--- begin DATA LISTING ---

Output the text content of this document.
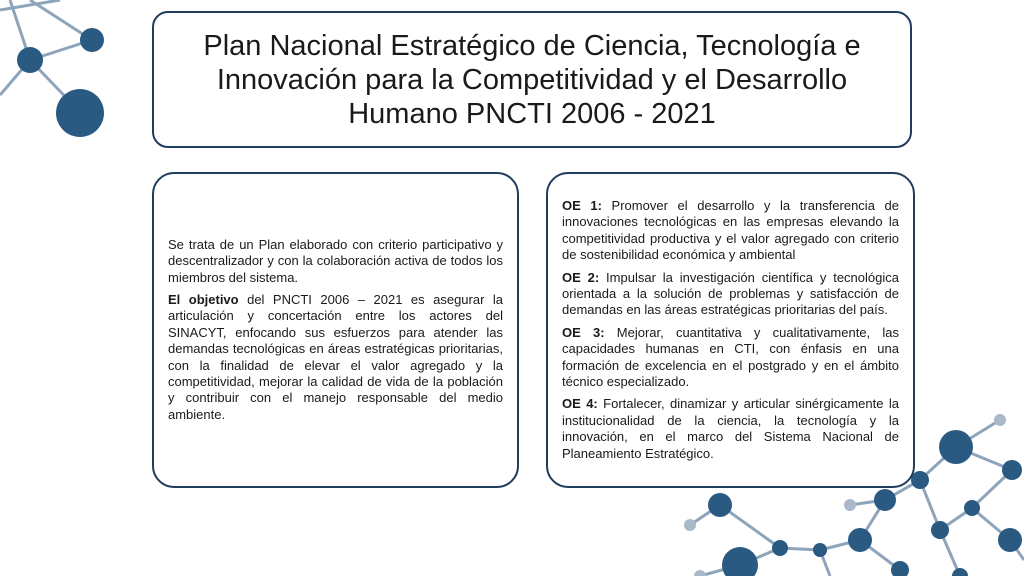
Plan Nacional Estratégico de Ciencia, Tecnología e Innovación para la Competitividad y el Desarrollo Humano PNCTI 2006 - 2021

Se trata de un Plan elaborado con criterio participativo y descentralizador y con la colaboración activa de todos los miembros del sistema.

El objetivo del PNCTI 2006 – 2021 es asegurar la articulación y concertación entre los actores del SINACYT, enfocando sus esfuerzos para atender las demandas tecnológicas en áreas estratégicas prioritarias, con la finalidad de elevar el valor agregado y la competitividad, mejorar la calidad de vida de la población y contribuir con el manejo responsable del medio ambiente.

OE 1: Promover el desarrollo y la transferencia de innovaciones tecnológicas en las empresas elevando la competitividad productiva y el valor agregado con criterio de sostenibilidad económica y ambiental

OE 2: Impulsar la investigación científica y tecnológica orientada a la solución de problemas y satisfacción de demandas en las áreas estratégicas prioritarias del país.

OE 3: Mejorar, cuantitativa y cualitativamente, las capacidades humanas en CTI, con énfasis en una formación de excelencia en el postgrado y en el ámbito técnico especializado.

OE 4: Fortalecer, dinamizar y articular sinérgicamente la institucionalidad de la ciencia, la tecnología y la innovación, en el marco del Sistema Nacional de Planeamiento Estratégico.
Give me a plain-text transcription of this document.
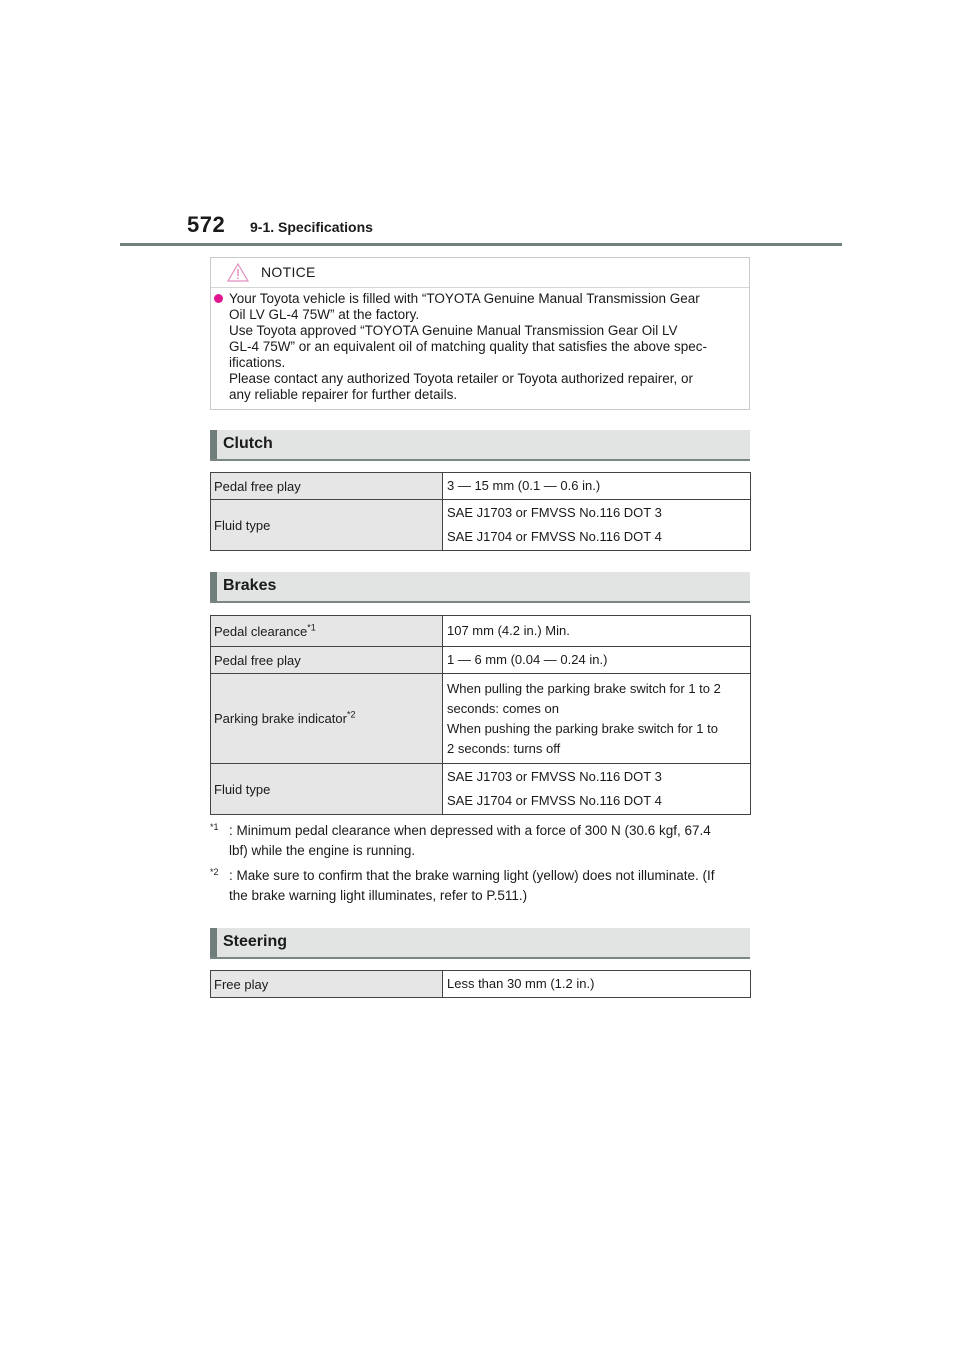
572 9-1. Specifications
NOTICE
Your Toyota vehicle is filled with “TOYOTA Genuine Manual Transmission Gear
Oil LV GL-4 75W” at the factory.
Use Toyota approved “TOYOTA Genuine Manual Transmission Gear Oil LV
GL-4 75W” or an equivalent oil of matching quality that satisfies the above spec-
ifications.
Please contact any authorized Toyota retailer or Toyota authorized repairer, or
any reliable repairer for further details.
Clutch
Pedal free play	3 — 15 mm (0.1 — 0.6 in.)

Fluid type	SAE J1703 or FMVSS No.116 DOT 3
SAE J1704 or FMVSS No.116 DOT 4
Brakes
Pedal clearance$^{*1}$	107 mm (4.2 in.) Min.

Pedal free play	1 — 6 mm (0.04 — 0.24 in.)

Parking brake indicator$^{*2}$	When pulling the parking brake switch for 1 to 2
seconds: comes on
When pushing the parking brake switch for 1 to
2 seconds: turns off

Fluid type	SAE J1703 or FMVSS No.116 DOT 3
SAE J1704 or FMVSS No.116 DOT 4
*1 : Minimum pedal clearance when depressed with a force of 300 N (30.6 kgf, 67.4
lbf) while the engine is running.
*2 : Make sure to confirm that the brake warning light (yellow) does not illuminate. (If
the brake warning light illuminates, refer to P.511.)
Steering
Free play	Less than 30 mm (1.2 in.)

--- end DATA LISTING ---

### WORK INSTRUCTIONS
Except for the pictures, give all the material above again verbatim.

### SOLUTION TO THE EXERCISE
Output the text content of this document.
Plan Nacional Estratégico de Ciencia, Tecnología e Innovación para la Competitividad y el Desarrollo Humano PNCTI 2006 - 2021

Se trata de un Plan elaborado con criterio participativo y descentralizador y con la colaboración activa de todos los miembros del sistema.

El objetivo del PNCTI 2006 – 2021 es asegurar la articulación y concertación entre los actores del SINACYT, enfocando sus esfuerzos para atender las demandas tecnológicas en áreas estratégicas prioritarias, con la finalidad de elevar el valor agregado y la competitividad, mejorar la calidad de vida de la población y contribuir con el manejo responsable del medio ambiente.

OE 1: Promover el desarrollo y la transferencia de innovaciones tecnológicas en las empresas elevando la competitividad productiva y el valor agregado con criterio de sostenibilidad económica y ambiental

OE 2: Impulsar la investigación científica y tecnológica orientada a la solución de problemas y satisfacción de demandas en las áreas estratégicas prioritarias del país.

OE 3: Mejorar, cuantitativa y cualitativamente, las capacidades humanas en CTI, con énfasis en una formación de excelencia en el postgrado y en el ámbito técnico especializado.

OE 4: Fortalecer, dinamizar y articular sinérgicamente la institucionalidad de la ciencia, la tecnología y la innovación, en el marco del Sistema Nacional de Planeamiento Estratégico.
Give me a plain-text transcription of this document.
572 9-1. Specifications
NOTICE
Your Toyota vehicle is filled with “TOYOTA Genuine Manual Transmission Gear
Oil LV GL-4 75W” at the factory.
Use Toyota approved “TOYOTA Genuine Manual Transmission Gear Oil LV
GL-4 75W” or an equivalent oil of matching quality that satisfies the above spec-
ifications.
Please contact any authorized Toyota retailer or Toyota authorized repairer, or
any reliable repairer for further details.
Clutch
Pedal free play	3 — 15 mm (0.1 — 0.6 in.)

Fluid type	SAE J1703 or FMVSS No.116 DOT 3
SAE J1704 or FMVSS No.116 DOT 4
Brakes
Pedal clearance$^{*1}$	107 mm (4.2 in.) Min.

Pedal free play	1 — 6 mm (0.04 — 0.24 in.)

Parking brake indicator$^{*2}$	When pulling the parking brake switch for 1 to 2
seconds: comes on
When pushing the parking brake switch for 1 to
2 seconds: turns off

Fluid type	SAE J1703 or FMVSS No.116 DOT 3
SAE J1704 or FMVSS No.116 DOT 4
*1 : Minimum pedal clearance when depressed with a force of 300 N (30.6 kgf, 67.4
lbf) while the engine is running.
*2 : Make sure to confirm that the brake warning light (yellow) does not illuminate. (If
the brake warning light illuminates, refer to P.511.)
Steering
Free play	Less than 30 mm (1.2 in.)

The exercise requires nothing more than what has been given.